*Instructions for the task*
Find the string "forests" in the entries and copy each line that has it.

*Input material*
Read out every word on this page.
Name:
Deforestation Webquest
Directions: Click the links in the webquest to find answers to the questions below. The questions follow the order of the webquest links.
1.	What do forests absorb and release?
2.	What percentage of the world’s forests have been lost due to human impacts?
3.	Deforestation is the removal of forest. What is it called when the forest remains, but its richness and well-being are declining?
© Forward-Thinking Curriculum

*Output for this exercise*
1.	What do forests absorb and release?
2.	What percentage of the world’s forests have been lost due to human impacts?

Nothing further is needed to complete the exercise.